┌─ BRANO SCELTO

Le scoperte scientifiche del XX secolo e le teorie matematiche sviluppate hanno determinato una "crisi delle certezze", durata per tutto il secolo e oggi a mio parere sottovalutata. La causa di tale crisi va ricercata, come anticipato, nelle scoperte scientifiche. Queste ultime si sono infatti susseguite negli anni con una rapidità unica nella storia delle conoscenza, giungendo però a contraddizioni (almeno apparenti). E' interessante notare che tali contraddizioni si registrano in diversi ambiti scientifici, ma assumono, a seconda della loro collocazione, significati differenti.

Una contraddizione che si evidenzi in una teoria fisica è grave ma possibile: le scienze naturali sono infatti sperimentali ed in quanto tali formulano teorie sulla base di ipotesi con un elevatissimo grado di certezza, ma che lasciano comunque possibilità di errore.

Una contraddizione matematica è molto più grave per il fatto che evidenzia o un errore umano madornale oppure l'incoerenza della razionalità stessa. A dire il vero, in matematica non si sono riscontrate vere e proprie contraddizioni, quanto piuttosto prove di "incompletezza". Grazie all'opera del matematico austriaco Goedel infatti, è stato dimostrato che alcune proposizioni risultano essere indecidibili (cioè né confutabili né dimostrabili): questo risultato distrugge il "mito" di una matematica che detiene la verità, mito che appartiene più all'opinione comune che ai matematici, i quali sono ben consapevoli di possedere verità relative ad ipotesi arbitrarie.

Altro elemento che ha turbato la stabilità della scienza è il "salto" dal piano logico a quello ontologico. Bisogna innanzitutto ricordare che la matematica è una scienza logica, non sperimentale, mentre la fisica è una scienza naturale e dunque empirica; quest'ultima fa però della matematica il suo strumento d'indagine privilegiato, e in ciò sta il problema: è lecito applicare schemi razionali alla natura, o quest'ultima forse risponde a leggi diverse da quelle della nostra mente? I problemi nascono quando esistono differenze fondamentali di metodo: gli enti matematici non hanno esistenza propria, sono astratti; allo stesso modo le relazioni matematiche sono concetti, non cose; infine il metodo matematico è severamente deduttivo. La fisica al contrario si occupa della materia ed usa il metodo sperimentale o scientifico. In sostanza, quando si applicano deduzioni logiche alla fisica è sempre necessario controllare che le conclusioni abbiano un riscontro sperimentale. I parametri e le variabili fisiche sono infatti molte e spesso sconosciute, al contrario gli elementi di cui i matematici devono tener conto sono quelli delle leggi stesse del pensare, sempre note ad una mente correttamente funzionante.

└─
┌─ MATERIALE MOSTRATO

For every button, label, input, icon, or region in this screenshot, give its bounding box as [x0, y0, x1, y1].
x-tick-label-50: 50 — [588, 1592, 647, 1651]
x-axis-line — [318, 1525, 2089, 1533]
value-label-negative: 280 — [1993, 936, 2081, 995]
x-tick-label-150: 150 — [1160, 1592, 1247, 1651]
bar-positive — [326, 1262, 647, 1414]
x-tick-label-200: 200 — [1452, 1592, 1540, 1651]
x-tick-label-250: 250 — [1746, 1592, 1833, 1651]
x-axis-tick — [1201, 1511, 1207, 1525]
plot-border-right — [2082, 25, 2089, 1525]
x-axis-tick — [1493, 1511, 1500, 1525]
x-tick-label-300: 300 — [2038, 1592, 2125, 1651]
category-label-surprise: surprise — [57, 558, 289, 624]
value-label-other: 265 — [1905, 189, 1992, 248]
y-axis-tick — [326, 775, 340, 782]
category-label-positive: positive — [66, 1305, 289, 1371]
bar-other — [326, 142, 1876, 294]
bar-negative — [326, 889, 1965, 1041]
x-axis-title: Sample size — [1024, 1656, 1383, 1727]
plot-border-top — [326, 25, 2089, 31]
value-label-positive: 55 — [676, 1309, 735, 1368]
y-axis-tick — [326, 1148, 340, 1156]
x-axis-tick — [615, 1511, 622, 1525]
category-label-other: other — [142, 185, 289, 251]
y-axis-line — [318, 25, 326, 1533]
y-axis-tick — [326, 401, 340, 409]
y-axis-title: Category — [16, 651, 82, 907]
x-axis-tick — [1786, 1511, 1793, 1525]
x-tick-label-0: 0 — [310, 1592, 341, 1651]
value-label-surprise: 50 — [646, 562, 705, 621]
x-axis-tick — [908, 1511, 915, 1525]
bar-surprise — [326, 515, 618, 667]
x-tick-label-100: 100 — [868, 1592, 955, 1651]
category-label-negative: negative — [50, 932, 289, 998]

└─

[CONSEGNA 1] Ricopia dal brano sulla crisi delle certezze la parte che si apre con le parole contenenti "Le scoperte scientifiche del" e si chiude con "collocazione, significati differenti.".
[CONSEGNA 2] Indica se ciascuna affermazione concorda con il brano sulla crisi delle certezze, rispondendo sì o no e citando le parole decisive del brano: (a) in matematica si sono riscontrate vere e proprie contraddizioni; (b) Goedel era un matematico austriaco; (c) la fisica adotta lo stesso metodo deduttivo della matematica.

[RISPOSTA COMPLETA 1]
Le scoperte scientifiche del XX secolo e le teorie matematiche sviluppate hanno determinato una "crisi delle certezze", durata per tutto il secolo e oggi a mio parere sottovalutata. La causa di tale crisi va ricercata, come anticipato, nelle scoperte scientifiche. Queste ultime si sono infatti susseguite negli anni con una rapidità unica nella storia delle conoscenza, giungendo però a contraddizioni (almeno apparenti). E' interessante notare che tali contraddizioni si registrano in diversi ambiti scientifici, ma assumono, a seconda della loro collocazione, significati differenti.

[RISPOSTA COMPLETA 2]
(a) No: «in matematica non si sono riscontrate vere e proprie contraddizioni, quanto piuttosto prove di "incompletezza"».
(b) Sì: «Grazie all'opera del matematico austriaco Goedel».
(c) No: «La fisica al contrario si occupa della materia ed usa il metodo sperimentale o scientifico».